**DIRECTIONS FOR THIS TASK:** Exactly reproduce the entries, dropping any pictures from your copy.

**Structured figure records:**
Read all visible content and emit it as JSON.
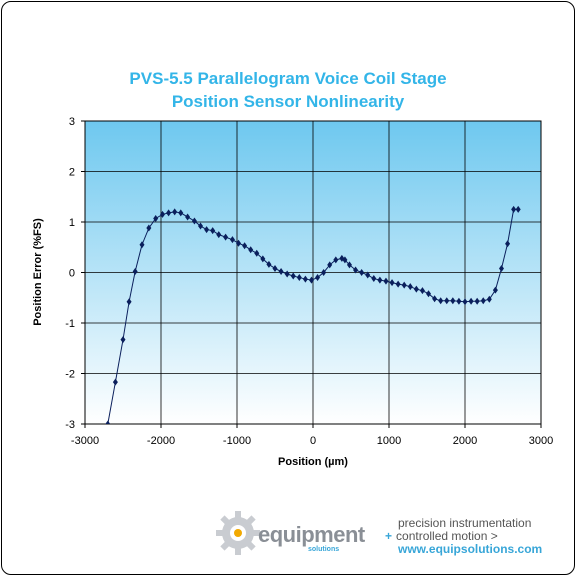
{
  "chart_data": {
    "type": "line",
    "title": "PVS-5.5 Parallelogram Voice Coil Stage",
    "subtitle": "Position Sensor Nonlinearity",
    "xlabel": "Position (µm)",
    "ylabel": "Position Error (%FS)",
    "xlim": [
      -3000,
      3000
    ],
    "ylim": [
      -3,
      3
    ],
    "xticks": [
      "-3000",
      "-2000",
      "-1000",
      "0",
      "1000",
      "2000",
      "3000"
    ],
    "yticks": [
      "3",
      "2",
      "1",
      "0",
      "-1",
      "-2",
      "-3"
    ],
    "grid": true,
    "legend": "none",
    "background_gradient": [
      "#6ec8ef",
      "#ffffff"
    ],
    "series_color": "#0a1f5c",
    "series": [
      {
        "x": [
          -2700,
          -2600,
          -2500,
          -2420,
          -2340,
          -2250,
          -2160,
          -2070,
          -1980,
          -1900,
          -1820,
          -1740,
          -1650,
          -1560,
          -1480,
          -1400,
          -1320,
          -1240,
          -1150,
          -1060,
          -980,
          -900,
          -820,
          -740,
          -660,
          -580,
          -500,
          -420,
          -340,
          -260,
          -180,
          -100,
          -20,
          60,
          140,
          220,
          300,
          380,
          420,
          480,
          560,
          640,
          720,
          800,
          880,
          960,
          1040,
          1120,
          1200,
          1280,
          1360,
          1440,
          1520,
          1600,
          1680,
          1760,
          1840,
          1920,
          2000,
          2080,
          2160,
          2240,
          2320,
          2400,
          2480,
          2560,
          2640,
          2700
        ],
        "y": [
          -3.0,
          -2.17,
          -1.33,
          -0.58,
          0.02,
          0.55,
          0.88,
          1.07,
          1.15,
          1.18,
          1.2,
          1.18,
          1.1,
          1.02,
          0.92,
          0.85,
          0.83,
          0.75,
          0.7,
          0.65,
          0.58,
          0.53,
          0.45,
          0.38,
          0.27,
          0.16,
          0.08,
          0.02,
          -0.03,
          -0.07,
          -0.1,
          -0.13,
          -0.15,
          -0.1,
          0.0,
          0.15,
          0.25,
          0.28,
          0.25,
          0.15,
          0.05,
          0.0,
          -0.05,
          -0.12,
          -0.15,
          -0.17,
          -0.2,
          -0.23,
          -0.25,
          -0.28,
          -0.33,
          -0.36,
          -0.42,
          -0.52,
          -0.56,
          -0.56,
          -0.56,
          -0.57,
          -0.58,
          -0.57,
          -0.57,
          -0.56,
          -0.53,
          -0.35,
          0.08,
          0.57,
          1.25,
          1.25
        ]
      }
    ]
  },
  "footer": {
    "logo_text": "equipment",
    "logo_sub": "solutions",
    "tagline_1": "precision instrumentation",
    "tagline_2_plus": "+",
    "tagline_2": "controlled motion >",
    "tagline_3": "www.equipsolutions.com"
  }
}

**OUTPUT BELOW:**
Read all visible content and emit it as JSON.
{
  "chart_data": {
    "type": "line",
    "title": "PVS-5.5 Parallelogram Voice Coil Stage",
    "subtitle": "Position Sensor Nonlinearity",
    "xlabel": "Position (µm)",
    "ylabel": "Position Error (%FS)",
    "xlim": [
      -3000,
      3000
    ],
    "ylim": [
      -3,
      3
    ],
    "xticks": [
      "-3000",
      "-2000",
      "-1000",
      "0",
      "1000",
      "2000",
      "3000"
    ],
    "yticks": [
      "3",
      "2",
      "1",
      "0",
      "-1",
      "-2",
      "-3"
    ],
    "grid": true,
    "legend": "none",
    "background_gradient": [
      "#6ec8ef",
      "#ffffff"
    ],
    "series_color": "#0a1f5c",
    "series": [
      {
        "x": [
          -2700,
          -2600,
          -2500,
          -2420,
          -2340,
          -2250,
          -2160,
          -2070,
          -1980,
          -1900,
          -1820,
          -1740,
          -1650,
          -1560,
          -1480,
          -1400,
          -1320,
          -1240,
          -1150,
          -1060,
          -980,
          -900,
          -820,
          -740,
          -660,
          -580,
          -500,
          -420,
          -340,
          -260,
          -180,
          -100,
          -20,
          60,
          140,
          220,
          300,
          380,
          420,
          480,
          560,
          640,
          720,
          800,
          880,
          960,
          1040,
          1120,
          1200,
          1280,
          1360,
          1440,
          1520,
          1600,
          1680,
          1760,
          1840,
          1920,
          2000,
          2080,
          2160,
          2240,
          2320,
          2400,
          2480,
          2560,
          2640,
          2700
        ],
        "y": [
          -3.0,
          -2.17,
          -1.33,
          -0.58,
          0.02,
          0.55,
          0.88,
          1.07,
          1.15,
          1.18,
          1.2,
          1.18,
          1.1,
          1.02,
          0.92,
          0.85,
          0.83,
          0.75,
          0.7,
          0.65,
          0.58,
          0.53,
          0.45,
          0.38,
          0.27,
          0.16,
          0.08,
          0.02,
          -0.03,
          -0.07,
          -0.1,
          -0.13,
          -0.15,
          -0.1,
          0.0,
          0.15,
          0.25,
          0.28,
          0.25,
          0.15,
          0.05,
          0.0,
          -0.05,
          -0.12,
          -0.15,
          -0.17,
          -0.2,
          -0.23,
          -0.25,
          -0.28,
          -0.33,
          -0.36,
          -0.42,
          -0.52,
          -0.56,
          -0.56,
          -0.56,
          -0.57,
          -0.58,
          -0.57,
          -0.57,
          -0.56,
          -0.53,
          -0.35,
          0.08,
          0.57,
          1.25,
          1.25
        ]
      }
    ]
  },
  "footer": {
    "logo_text": "equipment",
    "logo_sub": "solutions",
    "tagline_1": "precision instrumentation",
    "tagline_2_plus": "+",
    "tagline_2": "controlled motion >",
    "tagline_3": "www.equipsolutions.com"
  }
}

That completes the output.